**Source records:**

·····

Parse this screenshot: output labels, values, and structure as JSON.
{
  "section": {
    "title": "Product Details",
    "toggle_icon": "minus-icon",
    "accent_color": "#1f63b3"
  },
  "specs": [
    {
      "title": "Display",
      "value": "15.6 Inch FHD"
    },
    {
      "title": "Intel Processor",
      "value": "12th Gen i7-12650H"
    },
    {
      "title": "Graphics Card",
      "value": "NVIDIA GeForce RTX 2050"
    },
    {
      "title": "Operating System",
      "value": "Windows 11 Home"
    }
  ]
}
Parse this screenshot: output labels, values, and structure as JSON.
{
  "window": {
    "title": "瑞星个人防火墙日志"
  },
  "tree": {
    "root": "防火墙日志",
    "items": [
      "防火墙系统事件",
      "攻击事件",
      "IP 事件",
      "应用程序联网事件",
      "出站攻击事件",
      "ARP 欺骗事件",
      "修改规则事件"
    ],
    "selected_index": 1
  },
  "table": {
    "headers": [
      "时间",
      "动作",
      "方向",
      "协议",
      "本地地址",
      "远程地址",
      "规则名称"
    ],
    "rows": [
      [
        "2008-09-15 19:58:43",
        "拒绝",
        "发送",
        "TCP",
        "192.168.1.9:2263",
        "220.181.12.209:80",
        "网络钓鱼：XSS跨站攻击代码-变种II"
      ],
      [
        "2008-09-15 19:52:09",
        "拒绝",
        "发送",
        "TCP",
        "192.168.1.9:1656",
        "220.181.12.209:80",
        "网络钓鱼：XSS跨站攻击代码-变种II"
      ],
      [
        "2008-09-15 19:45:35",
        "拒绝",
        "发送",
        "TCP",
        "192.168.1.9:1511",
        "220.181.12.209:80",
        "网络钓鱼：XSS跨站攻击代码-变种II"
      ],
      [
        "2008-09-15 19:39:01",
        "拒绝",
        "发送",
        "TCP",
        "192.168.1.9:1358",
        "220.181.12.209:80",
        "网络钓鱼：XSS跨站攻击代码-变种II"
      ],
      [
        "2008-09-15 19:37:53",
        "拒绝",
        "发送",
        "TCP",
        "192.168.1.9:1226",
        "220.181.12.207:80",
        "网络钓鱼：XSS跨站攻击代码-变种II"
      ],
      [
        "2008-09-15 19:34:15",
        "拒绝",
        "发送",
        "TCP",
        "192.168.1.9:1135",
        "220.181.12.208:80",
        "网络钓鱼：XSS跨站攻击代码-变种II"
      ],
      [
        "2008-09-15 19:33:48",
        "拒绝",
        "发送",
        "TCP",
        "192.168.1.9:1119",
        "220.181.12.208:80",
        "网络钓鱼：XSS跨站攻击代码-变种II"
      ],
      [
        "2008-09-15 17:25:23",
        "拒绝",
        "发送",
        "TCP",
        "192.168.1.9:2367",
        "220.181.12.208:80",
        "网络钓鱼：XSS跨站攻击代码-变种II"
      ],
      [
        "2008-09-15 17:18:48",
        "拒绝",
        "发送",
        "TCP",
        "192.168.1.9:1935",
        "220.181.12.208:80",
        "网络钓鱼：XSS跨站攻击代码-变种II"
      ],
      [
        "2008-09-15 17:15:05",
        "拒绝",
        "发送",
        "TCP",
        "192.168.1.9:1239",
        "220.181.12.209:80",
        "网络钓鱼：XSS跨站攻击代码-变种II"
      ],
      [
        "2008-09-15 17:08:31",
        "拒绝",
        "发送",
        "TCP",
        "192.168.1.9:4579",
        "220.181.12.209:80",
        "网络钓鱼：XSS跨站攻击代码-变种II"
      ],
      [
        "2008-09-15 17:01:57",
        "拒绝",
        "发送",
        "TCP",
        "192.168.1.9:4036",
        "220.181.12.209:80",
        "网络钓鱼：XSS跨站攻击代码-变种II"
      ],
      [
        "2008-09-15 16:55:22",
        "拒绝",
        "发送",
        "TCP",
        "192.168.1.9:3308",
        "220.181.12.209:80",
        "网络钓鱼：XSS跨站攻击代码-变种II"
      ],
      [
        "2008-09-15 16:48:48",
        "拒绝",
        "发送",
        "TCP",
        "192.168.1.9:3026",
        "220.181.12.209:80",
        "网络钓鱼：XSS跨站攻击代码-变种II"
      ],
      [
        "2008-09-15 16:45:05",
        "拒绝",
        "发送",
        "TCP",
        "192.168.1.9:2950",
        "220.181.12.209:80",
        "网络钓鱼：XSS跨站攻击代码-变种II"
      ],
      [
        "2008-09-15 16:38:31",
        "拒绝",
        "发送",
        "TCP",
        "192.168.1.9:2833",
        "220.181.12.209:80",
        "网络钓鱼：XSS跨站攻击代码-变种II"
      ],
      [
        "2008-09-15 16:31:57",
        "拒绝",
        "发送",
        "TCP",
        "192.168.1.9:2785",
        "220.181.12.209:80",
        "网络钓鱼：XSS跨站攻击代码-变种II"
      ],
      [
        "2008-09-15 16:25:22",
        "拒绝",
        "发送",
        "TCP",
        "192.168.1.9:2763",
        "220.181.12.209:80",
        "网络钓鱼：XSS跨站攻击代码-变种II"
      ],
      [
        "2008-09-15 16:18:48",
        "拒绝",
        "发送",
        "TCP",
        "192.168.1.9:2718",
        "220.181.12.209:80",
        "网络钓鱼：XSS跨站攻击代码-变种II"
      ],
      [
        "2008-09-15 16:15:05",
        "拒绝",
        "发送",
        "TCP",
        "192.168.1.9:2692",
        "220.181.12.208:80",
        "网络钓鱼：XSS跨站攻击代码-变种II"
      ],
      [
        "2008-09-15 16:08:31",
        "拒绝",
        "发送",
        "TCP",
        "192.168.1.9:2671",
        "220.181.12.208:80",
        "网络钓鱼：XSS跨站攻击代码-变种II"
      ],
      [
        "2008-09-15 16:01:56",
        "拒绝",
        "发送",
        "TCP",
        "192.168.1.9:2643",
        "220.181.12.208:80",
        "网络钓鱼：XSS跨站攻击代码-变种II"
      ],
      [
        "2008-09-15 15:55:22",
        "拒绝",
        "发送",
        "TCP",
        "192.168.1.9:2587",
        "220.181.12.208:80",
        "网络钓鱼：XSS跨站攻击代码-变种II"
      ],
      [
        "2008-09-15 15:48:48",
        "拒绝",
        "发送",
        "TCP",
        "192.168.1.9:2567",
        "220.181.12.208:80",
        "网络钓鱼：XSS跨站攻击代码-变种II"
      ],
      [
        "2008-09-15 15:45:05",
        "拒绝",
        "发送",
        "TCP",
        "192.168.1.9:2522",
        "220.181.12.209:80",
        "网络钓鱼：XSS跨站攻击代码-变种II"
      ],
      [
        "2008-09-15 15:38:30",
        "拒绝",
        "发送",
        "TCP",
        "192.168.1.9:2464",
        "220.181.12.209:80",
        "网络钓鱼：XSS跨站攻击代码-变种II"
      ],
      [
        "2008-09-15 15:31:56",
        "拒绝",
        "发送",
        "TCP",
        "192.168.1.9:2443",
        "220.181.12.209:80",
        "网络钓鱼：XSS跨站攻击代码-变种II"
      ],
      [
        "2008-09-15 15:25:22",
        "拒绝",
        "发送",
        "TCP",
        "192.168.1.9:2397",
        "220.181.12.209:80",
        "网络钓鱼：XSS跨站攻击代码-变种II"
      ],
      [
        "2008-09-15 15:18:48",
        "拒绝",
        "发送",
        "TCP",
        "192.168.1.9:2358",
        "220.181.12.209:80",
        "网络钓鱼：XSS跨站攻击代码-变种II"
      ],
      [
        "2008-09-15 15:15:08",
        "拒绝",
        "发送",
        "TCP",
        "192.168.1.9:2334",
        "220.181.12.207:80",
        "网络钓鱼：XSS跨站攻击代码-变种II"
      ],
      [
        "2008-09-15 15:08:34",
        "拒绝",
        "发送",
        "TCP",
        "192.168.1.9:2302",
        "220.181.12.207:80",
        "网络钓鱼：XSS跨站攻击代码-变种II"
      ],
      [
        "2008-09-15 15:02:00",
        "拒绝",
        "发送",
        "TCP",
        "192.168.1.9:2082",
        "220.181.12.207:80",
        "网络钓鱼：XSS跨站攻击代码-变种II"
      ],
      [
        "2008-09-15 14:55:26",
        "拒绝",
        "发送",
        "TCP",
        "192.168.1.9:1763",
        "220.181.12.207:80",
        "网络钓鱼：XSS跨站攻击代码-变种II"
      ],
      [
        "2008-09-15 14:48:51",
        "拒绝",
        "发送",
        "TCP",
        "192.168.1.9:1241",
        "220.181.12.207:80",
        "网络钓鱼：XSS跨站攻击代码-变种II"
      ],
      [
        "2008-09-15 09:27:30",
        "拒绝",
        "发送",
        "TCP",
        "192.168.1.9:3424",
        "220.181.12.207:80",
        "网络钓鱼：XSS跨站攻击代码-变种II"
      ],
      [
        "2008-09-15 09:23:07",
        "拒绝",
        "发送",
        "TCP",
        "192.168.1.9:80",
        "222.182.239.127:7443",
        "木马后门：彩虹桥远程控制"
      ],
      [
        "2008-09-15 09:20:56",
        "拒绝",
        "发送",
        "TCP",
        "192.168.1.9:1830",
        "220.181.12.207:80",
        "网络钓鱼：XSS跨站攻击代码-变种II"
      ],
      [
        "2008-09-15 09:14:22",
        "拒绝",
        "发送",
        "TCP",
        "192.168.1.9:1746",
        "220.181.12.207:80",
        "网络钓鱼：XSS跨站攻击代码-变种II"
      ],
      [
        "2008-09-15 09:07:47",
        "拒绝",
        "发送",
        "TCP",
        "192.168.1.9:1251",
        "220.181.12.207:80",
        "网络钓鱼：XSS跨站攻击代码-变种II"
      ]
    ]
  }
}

·····

**Task directions:** Identify each line in the records above containing the word "title"; copy those lines.

**Result:**
    "title": "Product Details",
      "title": "Display",
      "title": "Intel Processor",
      "title": "Graphics Card",
      "title": "Operating System",
    "title": "瑞星个人防火墙日志"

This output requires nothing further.